[A run of records]
·····

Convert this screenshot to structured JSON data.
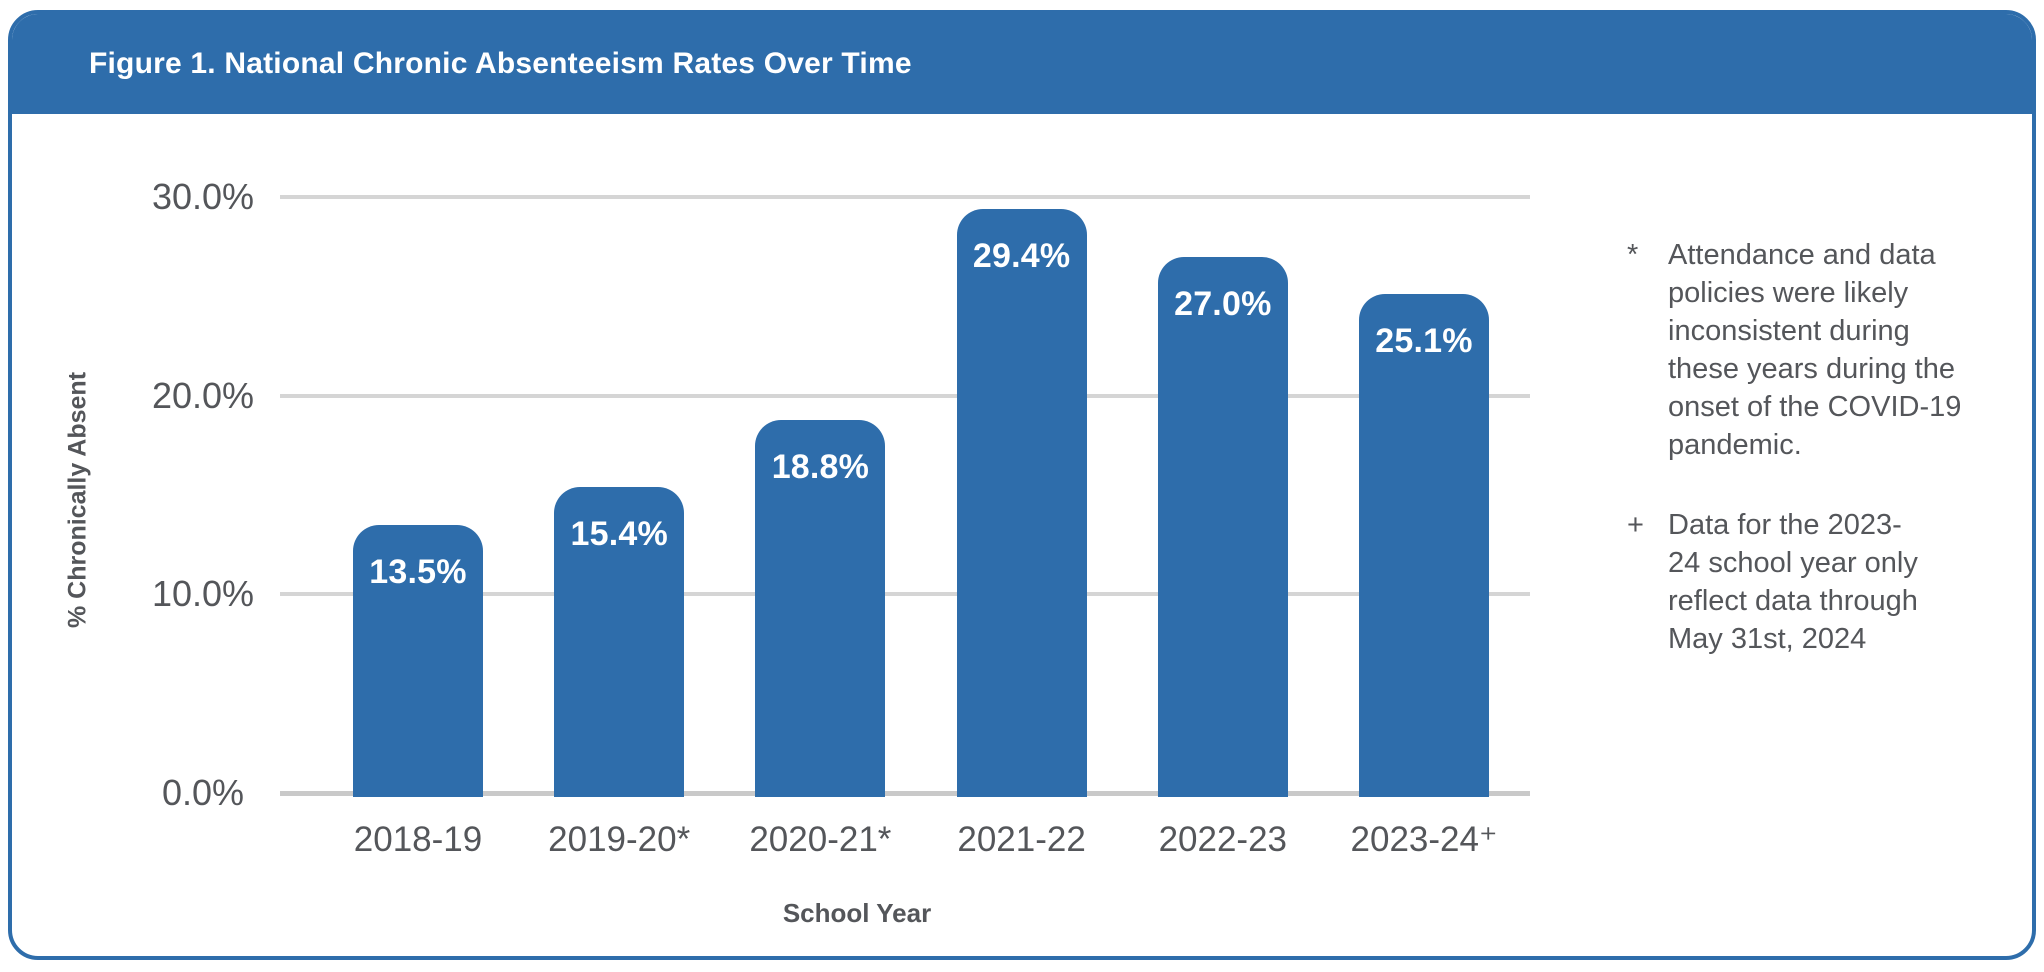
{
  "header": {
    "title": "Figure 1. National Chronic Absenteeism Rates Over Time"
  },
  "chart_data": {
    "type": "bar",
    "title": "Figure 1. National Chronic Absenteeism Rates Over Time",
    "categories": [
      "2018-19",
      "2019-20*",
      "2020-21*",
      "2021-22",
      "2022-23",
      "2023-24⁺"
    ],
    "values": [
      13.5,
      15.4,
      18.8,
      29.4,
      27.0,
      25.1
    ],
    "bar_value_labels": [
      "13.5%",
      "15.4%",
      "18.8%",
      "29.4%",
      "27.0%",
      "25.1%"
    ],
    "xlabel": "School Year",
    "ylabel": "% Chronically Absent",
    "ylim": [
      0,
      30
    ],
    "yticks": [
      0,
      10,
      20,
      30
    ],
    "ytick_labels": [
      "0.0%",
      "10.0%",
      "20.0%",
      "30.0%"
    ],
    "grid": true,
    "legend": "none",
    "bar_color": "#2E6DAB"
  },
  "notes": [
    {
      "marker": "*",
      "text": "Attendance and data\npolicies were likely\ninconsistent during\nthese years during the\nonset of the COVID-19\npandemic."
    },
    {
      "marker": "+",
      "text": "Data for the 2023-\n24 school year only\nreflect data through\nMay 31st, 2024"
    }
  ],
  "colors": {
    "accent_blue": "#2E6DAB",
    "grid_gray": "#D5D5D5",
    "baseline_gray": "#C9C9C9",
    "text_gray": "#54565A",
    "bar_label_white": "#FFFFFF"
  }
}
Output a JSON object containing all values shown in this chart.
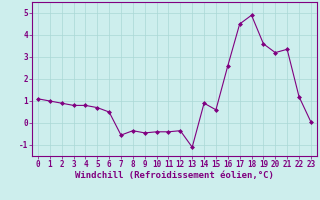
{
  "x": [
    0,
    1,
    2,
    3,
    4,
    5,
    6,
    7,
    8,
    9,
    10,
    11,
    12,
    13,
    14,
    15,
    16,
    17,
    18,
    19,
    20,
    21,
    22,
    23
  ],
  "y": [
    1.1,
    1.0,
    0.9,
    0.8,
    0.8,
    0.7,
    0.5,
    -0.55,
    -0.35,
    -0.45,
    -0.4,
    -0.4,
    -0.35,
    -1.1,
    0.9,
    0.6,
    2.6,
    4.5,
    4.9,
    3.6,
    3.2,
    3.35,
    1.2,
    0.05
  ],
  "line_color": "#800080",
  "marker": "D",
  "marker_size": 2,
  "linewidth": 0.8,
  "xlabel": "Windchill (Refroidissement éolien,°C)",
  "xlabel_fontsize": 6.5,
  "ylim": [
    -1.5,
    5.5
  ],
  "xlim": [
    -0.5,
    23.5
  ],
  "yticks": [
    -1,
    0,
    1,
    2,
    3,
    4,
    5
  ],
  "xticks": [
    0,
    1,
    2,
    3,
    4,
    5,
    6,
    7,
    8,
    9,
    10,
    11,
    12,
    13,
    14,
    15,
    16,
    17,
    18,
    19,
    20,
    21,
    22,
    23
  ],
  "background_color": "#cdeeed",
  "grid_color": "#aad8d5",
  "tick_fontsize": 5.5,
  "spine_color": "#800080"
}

·····

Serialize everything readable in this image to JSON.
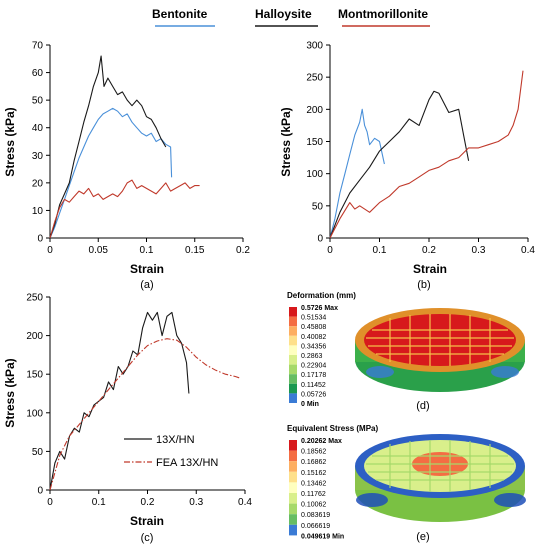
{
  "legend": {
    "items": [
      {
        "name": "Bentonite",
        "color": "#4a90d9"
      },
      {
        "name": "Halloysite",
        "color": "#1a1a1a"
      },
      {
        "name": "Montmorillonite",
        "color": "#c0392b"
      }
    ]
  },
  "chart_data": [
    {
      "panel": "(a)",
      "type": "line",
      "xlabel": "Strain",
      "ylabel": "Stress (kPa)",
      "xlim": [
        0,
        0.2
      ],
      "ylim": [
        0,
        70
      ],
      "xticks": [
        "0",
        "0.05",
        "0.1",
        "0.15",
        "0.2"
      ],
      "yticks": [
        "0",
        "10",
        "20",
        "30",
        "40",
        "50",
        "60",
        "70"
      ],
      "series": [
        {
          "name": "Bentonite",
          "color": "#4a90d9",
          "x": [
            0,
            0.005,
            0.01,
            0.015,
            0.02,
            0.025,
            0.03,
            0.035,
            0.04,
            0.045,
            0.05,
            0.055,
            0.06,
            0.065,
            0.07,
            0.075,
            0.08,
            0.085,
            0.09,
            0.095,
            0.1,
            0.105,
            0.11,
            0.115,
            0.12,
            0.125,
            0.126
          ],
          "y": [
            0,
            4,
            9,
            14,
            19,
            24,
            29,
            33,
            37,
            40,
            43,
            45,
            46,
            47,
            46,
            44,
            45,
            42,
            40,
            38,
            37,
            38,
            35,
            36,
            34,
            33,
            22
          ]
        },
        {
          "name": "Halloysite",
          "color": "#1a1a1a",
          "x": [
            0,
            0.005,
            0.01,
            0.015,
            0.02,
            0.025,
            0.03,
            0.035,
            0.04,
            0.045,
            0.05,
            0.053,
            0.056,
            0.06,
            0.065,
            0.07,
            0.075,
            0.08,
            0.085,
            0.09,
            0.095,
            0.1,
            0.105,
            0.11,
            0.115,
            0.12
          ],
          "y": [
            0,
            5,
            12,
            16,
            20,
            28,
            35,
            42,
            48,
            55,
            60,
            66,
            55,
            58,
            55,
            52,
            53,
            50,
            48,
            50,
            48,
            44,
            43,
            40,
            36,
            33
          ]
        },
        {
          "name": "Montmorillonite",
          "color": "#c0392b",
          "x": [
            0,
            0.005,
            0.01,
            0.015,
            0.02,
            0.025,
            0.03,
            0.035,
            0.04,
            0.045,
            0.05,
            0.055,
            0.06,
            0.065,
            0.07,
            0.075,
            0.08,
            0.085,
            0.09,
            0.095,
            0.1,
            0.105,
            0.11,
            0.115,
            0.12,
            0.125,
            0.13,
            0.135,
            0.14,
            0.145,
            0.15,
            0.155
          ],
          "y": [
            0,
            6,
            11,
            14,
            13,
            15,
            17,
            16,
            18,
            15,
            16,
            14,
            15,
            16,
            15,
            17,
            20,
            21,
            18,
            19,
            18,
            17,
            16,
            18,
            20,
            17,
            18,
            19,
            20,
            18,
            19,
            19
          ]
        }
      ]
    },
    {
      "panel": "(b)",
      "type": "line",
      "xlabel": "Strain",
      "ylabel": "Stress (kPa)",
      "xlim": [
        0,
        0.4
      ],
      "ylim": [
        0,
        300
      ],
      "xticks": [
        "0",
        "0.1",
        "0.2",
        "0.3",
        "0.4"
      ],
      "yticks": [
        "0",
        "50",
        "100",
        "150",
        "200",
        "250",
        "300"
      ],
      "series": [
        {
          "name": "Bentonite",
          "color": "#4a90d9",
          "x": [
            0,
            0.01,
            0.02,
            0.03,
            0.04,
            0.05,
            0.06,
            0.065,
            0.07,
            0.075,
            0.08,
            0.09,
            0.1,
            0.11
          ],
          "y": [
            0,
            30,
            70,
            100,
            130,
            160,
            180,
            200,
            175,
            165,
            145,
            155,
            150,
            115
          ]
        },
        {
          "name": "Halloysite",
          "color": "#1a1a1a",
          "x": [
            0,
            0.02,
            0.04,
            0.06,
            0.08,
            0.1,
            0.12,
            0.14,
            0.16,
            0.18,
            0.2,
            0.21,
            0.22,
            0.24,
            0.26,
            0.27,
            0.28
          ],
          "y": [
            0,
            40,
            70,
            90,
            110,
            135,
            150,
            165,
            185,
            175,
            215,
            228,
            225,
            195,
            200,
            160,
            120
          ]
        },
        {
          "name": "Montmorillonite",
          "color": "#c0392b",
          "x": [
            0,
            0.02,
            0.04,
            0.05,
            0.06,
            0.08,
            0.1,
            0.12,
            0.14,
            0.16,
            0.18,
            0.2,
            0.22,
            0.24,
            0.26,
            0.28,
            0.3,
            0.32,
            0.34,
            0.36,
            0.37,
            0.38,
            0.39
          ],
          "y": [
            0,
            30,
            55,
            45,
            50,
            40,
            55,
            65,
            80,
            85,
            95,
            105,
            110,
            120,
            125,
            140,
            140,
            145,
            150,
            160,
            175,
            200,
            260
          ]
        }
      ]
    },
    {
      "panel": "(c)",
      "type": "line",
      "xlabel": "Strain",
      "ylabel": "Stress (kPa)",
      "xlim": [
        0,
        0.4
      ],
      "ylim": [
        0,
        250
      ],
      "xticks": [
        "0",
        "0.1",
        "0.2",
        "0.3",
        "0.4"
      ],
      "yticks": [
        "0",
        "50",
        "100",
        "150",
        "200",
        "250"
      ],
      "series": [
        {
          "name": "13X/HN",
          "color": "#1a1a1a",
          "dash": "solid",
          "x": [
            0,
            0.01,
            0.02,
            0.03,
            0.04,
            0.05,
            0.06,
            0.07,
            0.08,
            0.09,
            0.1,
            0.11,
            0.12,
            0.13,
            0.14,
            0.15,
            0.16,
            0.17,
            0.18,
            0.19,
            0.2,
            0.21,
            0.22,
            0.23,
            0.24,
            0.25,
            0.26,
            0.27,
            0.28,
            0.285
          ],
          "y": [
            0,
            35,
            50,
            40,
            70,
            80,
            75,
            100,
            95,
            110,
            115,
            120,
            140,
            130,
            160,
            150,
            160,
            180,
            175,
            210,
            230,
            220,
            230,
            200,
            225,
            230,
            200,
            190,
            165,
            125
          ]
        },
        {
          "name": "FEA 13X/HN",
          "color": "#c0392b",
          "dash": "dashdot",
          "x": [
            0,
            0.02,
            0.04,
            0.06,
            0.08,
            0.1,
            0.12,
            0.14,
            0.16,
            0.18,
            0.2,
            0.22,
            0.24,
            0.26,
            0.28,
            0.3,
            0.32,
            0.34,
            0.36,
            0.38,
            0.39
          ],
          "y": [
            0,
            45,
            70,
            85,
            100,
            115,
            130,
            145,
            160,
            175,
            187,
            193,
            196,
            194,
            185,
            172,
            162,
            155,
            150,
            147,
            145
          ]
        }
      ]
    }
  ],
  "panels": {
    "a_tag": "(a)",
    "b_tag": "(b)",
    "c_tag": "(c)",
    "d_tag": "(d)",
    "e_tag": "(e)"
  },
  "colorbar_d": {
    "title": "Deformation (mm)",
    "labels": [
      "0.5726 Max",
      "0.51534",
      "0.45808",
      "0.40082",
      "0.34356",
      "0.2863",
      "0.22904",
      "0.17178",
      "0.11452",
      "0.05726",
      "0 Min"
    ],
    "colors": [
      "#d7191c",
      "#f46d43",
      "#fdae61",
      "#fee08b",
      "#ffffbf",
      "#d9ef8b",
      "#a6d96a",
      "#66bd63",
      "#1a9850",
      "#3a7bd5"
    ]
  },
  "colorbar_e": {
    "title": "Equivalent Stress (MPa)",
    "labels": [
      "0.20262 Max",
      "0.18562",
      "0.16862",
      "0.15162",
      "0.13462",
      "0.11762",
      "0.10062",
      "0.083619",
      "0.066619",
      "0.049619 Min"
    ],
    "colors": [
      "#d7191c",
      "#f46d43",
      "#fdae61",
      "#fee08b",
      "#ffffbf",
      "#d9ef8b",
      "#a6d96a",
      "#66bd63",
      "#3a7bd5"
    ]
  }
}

·····

WHAT IS EXPECTED
Find every line that holds "name" and copy it.

ANSWER TO THE TASK
        "name": "Bentonite",
        "name": "Halloysite",
        "name": "Montmorillonite",
          "name": "Bentonite",
          "name": "Halloysite",
          "name": "Montmorillonite",
          "name": "Bentonite",
          "name": "Halloysite",
          "name": "Montmorillonite",
          "name": "13X/HN",
          "name": "FEA 13X/HN",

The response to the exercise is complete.